Stored dataset items
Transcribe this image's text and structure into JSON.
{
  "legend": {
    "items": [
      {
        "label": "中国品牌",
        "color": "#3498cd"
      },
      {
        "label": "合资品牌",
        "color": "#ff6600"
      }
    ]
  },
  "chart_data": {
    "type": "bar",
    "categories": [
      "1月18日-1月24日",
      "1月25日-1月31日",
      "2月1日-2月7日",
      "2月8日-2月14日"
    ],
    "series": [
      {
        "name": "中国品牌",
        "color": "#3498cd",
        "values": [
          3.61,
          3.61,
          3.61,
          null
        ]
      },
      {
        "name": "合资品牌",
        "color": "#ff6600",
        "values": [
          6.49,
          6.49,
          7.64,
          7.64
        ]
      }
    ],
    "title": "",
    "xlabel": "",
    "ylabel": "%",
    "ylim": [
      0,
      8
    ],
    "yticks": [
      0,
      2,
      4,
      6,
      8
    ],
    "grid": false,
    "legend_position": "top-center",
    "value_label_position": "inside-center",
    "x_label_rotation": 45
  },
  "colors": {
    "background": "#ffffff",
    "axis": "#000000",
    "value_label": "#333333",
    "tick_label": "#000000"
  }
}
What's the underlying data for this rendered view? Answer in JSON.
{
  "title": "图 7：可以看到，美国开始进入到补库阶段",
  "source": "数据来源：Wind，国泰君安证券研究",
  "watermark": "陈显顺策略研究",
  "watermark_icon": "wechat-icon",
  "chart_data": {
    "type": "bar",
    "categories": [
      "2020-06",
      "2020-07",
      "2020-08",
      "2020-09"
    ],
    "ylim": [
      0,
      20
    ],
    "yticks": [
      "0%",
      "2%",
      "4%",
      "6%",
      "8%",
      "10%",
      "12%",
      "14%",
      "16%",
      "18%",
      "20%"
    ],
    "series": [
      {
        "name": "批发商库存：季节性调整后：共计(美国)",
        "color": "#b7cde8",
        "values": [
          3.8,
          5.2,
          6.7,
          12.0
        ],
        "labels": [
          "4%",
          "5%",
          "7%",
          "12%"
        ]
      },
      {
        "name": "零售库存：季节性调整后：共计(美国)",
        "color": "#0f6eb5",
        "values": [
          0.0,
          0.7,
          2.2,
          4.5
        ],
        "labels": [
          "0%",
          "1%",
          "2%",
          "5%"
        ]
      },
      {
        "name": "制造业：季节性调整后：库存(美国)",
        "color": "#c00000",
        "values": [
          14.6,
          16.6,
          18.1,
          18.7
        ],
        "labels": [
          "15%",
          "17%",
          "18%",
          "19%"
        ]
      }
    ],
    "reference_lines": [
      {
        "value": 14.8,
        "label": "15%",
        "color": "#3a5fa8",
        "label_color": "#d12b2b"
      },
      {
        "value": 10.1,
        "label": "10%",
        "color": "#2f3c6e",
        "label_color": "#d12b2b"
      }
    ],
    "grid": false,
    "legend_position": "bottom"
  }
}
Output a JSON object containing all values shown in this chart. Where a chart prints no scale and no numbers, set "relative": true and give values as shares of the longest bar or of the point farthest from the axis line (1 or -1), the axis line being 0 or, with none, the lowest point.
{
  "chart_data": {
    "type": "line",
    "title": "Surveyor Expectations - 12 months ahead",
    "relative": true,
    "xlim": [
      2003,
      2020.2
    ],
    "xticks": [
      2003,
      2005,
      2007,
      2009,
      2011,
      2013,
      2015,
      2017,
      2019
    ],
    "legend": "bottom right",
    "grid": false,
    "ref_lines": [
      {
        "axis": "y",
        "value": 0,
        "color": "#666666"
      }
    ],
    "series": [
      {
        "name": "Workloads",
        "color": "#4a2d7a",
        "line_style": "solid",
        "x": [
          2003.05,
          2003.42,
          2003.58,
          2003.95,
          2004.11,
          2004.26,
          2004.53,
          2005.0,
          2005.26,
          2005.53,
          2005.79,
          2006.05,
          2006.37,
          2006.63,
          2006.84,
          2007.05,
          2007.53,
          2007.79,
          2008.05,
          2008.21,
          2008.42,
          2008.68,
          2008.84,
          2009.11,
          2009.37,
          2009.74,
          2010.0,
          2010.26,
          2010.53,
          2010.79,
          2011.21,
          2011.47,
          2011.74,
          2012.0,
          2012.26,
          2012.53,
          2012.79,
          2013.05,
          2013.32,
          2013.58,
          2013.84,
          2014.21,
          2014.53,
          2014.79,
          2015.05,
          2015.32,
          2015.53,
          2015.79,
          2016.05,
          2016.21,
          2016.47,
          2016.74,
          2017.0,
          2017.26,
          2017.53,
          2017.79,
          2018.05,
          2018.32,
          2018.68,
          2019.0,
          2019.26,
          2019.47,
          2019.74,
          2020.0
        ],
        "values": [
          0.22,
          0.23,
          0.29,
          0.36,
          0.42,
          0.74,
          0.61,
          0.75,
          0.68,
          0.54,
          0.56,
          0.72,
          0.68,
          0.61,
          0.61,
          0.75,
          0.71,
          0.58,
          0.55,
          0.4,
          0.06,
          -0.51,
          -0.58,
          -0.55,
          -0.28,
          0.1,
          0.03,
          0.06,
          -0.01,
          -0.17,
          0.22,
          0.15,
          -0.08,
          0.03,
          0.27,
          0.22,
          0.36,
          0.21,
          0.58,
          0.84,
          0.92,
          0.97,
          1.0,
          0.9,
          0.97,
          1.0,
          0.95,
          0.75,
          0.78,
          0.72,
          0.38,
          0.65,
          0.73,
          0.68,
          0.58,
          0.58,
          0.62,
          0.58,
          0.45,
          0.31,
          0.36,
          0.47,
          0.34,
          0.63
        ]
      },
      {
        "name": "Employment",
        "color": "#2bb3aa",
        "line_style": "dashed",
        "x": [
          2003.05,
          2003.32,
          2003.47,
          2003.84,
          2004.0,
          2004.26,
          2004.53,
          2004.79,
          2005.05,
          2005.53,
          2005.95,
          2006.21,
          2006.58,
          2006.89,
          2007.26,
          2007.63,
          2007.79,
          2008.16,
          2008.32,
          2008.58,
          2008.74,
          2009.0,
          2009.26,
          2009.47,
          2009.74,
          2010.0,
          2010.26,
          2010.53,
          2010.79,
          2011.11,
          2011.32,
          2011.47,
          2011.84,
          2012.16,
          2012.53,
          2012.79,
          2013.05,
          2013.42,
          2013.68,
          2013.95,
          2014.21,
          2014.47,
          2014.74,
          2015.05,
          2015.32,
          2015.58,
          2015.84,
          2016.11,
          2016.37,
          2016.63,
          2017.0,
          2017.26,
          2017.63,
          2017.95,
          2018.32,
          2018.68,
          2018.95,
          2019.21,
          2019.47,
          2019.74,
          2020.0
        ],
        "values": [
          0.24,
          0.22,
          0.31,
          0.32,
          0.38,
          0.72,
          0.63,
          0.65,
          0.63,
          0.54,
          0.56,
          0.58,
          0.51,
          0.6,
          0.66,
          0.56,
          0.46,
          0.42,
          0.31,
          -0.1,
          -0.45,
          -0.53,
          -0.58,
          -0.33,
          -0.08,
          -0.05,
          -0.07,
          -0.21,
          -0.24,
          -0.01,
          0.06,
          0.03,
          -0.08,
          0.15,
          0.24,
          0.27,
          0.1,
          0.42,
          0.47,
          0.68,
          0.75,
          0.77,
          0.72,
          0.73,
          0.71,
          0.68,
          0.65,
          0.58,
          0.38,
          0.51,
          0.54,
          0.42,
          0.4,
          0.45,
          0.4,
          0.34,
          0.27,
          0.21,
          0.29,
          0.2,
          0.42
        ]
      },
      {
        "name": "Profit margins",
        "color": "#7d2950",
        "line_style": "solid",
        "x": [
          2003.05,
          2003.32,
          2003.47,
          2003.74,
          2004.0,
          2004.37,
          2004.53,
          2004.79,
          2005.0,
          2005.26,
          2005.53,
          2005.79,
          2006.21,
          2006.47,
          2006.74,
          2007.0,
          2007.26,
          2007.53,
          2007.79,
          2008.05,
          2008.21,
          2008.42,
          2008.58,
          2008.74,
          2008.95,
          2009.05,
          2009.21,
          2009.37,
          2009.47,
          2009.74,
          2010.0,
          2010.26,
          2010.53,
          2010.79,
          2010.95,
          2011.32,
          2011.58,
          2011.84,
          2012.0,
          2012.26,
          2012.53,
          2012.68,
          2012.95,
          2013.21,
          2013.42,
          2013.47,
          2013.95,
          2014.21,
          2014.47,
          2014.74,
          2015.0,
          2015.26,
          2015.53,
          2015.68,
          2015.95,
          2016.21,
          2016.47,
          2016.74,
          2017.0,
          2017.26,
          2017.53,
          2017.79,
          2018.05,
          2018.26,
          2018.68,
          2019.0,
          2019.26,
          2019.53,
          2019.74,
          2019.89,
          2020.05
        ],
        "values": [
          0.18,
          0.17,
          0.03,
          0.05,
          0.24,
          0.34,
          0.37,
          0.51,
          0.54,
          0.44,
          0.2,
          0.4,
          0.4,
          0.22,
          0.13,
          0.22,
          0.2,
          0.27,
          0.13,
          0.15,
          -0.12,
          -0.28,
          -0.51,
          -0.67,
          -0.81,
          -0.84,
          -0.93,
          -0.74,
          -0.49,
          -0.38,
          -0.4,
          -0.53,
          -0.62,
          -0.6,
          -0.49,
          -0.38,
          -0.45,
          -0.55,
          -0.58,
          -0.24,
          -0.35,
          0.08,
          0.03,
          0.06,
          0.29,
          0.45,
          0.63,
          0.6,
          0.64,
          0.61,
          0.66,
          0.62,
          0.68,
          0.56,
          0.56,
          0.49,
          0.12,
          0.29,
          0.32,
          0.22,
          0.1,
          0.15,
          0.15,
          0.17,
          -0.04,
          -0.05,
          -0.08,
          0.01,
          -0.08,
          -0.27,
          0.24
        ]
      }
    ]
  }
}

## WRITTEN PROBLEM:
State how many lines above contain the string "center", with no other words.

## RESPONSE BELOW:
2